[Chart and figure data]
· · · ·

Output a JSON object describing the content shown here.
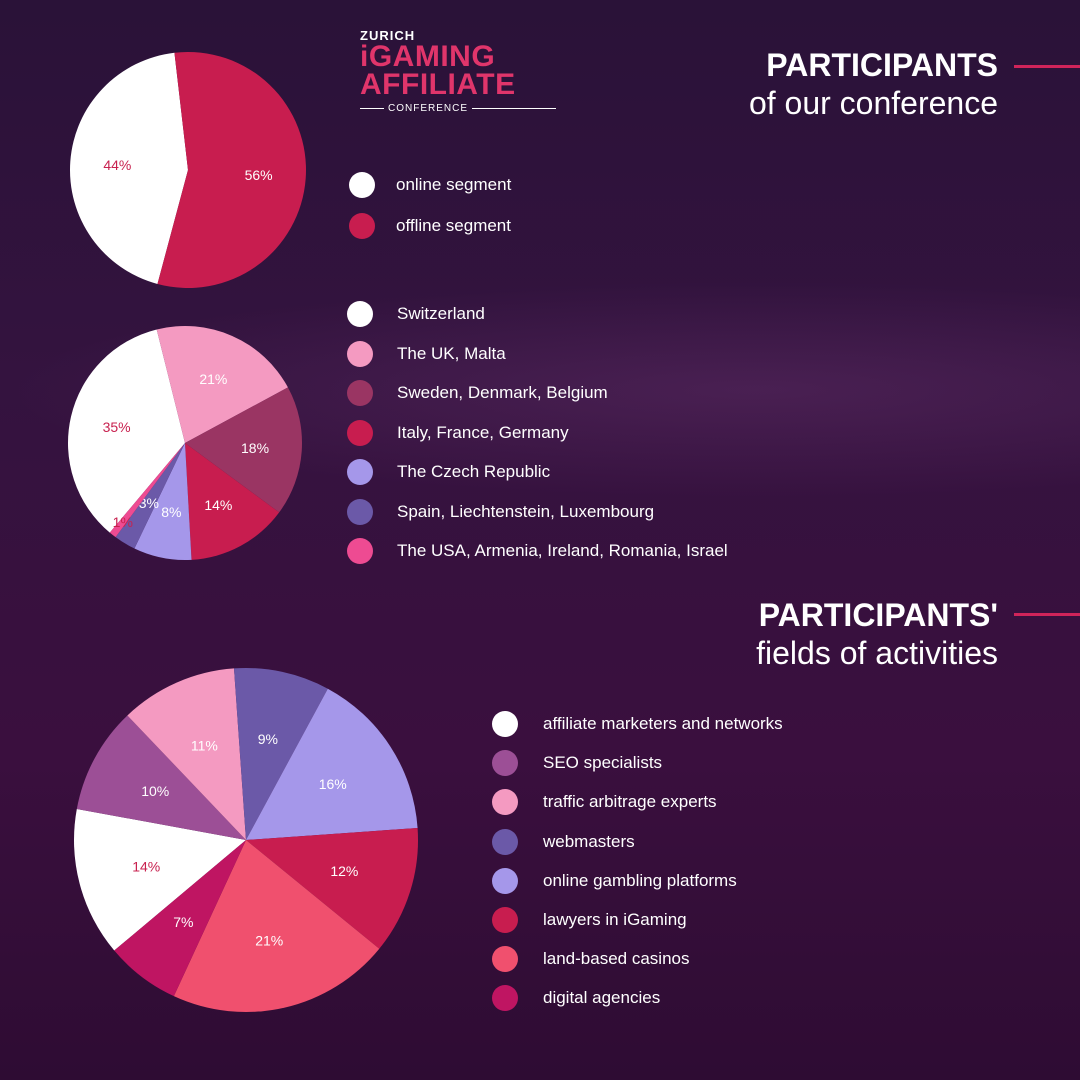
{
  "logo": {
    "city": "ZURICH",
    "line1": "iGAMING",
    "line2": "AFFILIATE",
    "tagline": "CONFERENCE"
  },
  "heading1": {
    "bold": "PARTICIPANTS",
    "sub": "of our conference"
  },
  "heading2": {
    "bold": "PARTICIPANTS'",
    "sub": "fields of activities"
  },
  "colors": {
    "background": "#2f1139",
    "accent": "#d0245a"
  },
  "chart_data": [
    {
      "type": "pie",
      "title": "",
      "slices": [
        {
          "label": "online segment",
          "value": 44,
          "color": "#ffffff",
          "label_color": "#c8214f"
        },
        {
          "label": "offline segment",
          "value": 56,
          "color": "#c81d4f",
          "label_color": "#ffffff"
        }
      ]
    },
    {
      "type": "pie",
      "title": "",
      "slices": [
        {
          "label": "Switzerland",
          "value": 35,
          "color": "#ffffff",
          "label_color": "#c8214f"
        },
        {
          "label": "The UK, Malta",
          "value": 21,
          "color": "#f49ac1",
          "label_color": "#ffffff"
        },
        {
          "label": "Sweden, Denmark, Belgium",
          "value": 18,
          "color": "#9a3563",
          "label_color": "#ffffff"
        },
        {
          "label": "Italy, France, Germany",
          "value": 14,
          "color": "#c81d4f",
          "label_color": "#ffffff"
        },
        {
          "label": "The Czech Republic",
          "value": 8,
          "color": "#a597ea",
          "label_color": "#ffffff"
        },
        {
          "label": "Spain, Liechtenstein, Luxembourg",
          "value": 3,
          "color": "#6b59a8",
          "label_color": "#ffffff"
        },
        {
          "label": "The USA, Armenia, Ireland, Romania, Israel",
          "value": 1,
          "color": "#ee4b92",
          "label_color": "#c8214f"
        }
      ]
    },
    {
      "type": "pie",
      "title": "",
      "slices": [
        {
          "label": "affiliate marketers and networks",
          "value": 14,
          "color": "#ffffff",
          "label_color": "#c8214f"
        },
        {
          "label": "SEO specialists",
          "value": 10,
          "color": "#9c4f96",
          "label_color": "#ffffff"
        },
        {
          "label": "traffic arbitrage experts",
          "value": 11,
          "color": "#f49ac1",
          "label_color": "#ffffff"
        },
        {
          "label": "webmasters",
          "value": 9,
          "color": "#6b59a8",
          "label_color": "#ffffff"
        },
        {
          "label": "online gambling platforms",
          "value": 16,
          "color": "#a597ea",
          "label_color": "#ffffff"
        },
        {
          "label": "lawyers in iGaming",
          "value": 12,
          "color": "#c81d4f",
          "label_color": "#ffffff"
        },
        {
          "label": "land-based casinos",
          "value": 21,
          "color": "#f0506e",
          "label_color": "#ffffff"
        },
        {
          "label": "digital agencies",
          "value": 7,
          "color": "#bf1562",
          "label_color": "#ffffff"
        }
      ]
    }
  ]
}
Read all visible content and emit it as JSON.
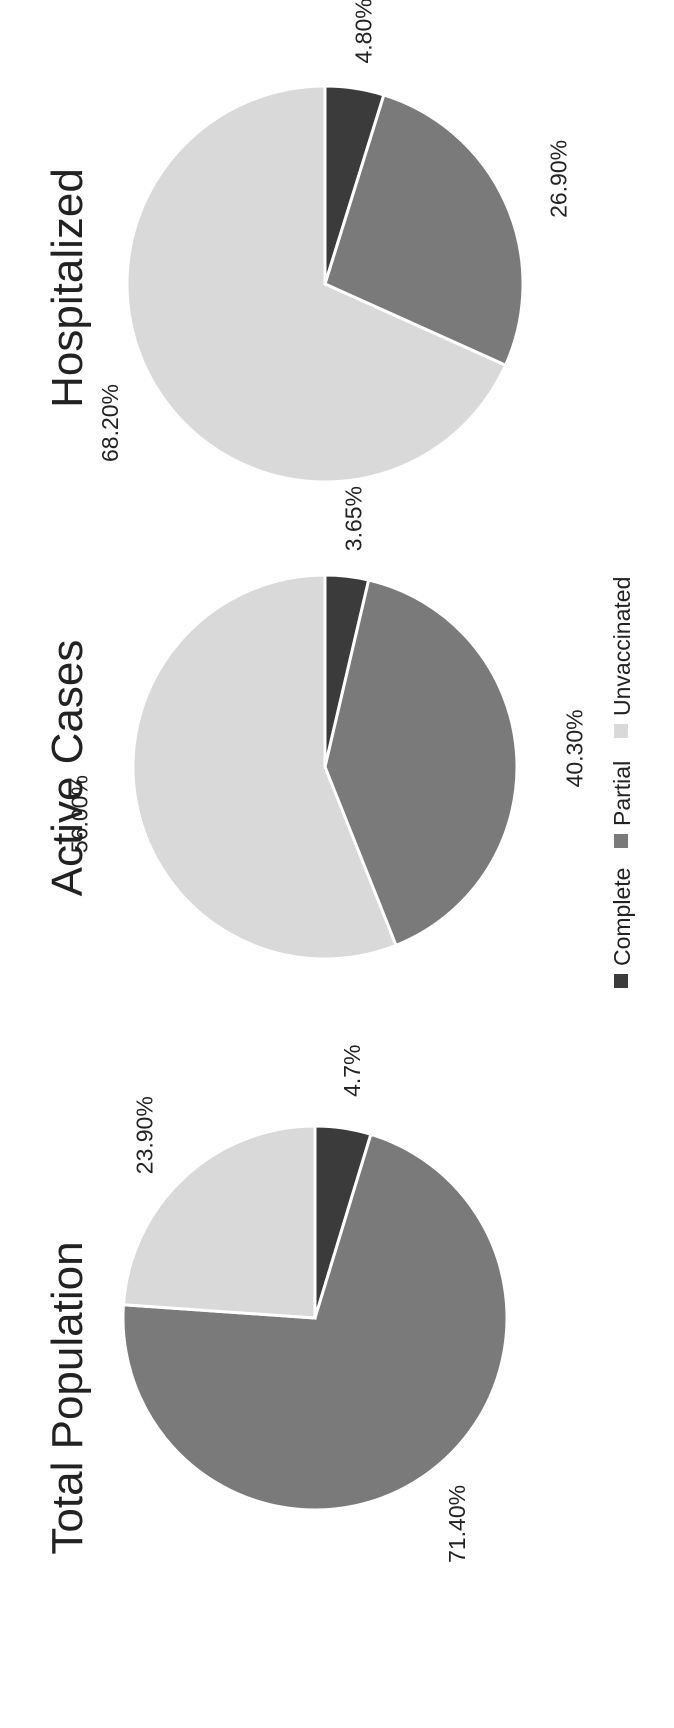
{
  "legend": {
    "position": "bottom",
    "items": [
      {
        "label": "Complete",
        "color": "#3b3b3b"
      },
      {
        "label": "Partial",
        "color": "#7a7a7a"
      },
      {
        "label": "Unvaccinated",
        "color": "#d9d9d9"
      }
    ]
  },
  "chart_data": [
    {
      "type": "pie",
      "title": "Total Population",
      "slices": [
        {
          "series": "Complete",
          "value": 4.7,
          "label": "4.7%"
        },
        {
          "series": "Partial",
          "value": 71.4,
          "label": "71.40%"
        },
        {
          "series": "Unvaccinated",
          "value": 23.9,
          "label": "23.90%"
        }
      ]
    },
    {
      "type": "pie",
      "title": "Active Cases",
      "slices": [
        {
          "series": "Complete",
          "value": 3.65,
          "label": "3.65%"
        },
        {
          "series": "Partial",
          "value": 40.3,
          "label": "40.30%"
        },
        {
          "series": "Unvaccinated",
          "value": 56.0,
          "label": "56.00%"
        }
      ]
    },
    {
      "type": "pie",
      "title": "Hospitalized",
      "slices": [
        {
          "series": "Complete",
          "value": 4.8,
          "label": "4.80%"
        },
        {
          "series": "Partial",
          "value": 26.9,
          "label": "26.90%"
        },
        {
          "series": "Unvaccinated",
          "value": 68.2,
          "label": "68.20%"
        }
      ]
    }
  ]
}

· · · ·

REQUIREMENTS. Identify each line containing the string "online" and copy it out.

ANSWER TO THIS TASK.
          "label": "online segment",
          "label": "online gambling platforms",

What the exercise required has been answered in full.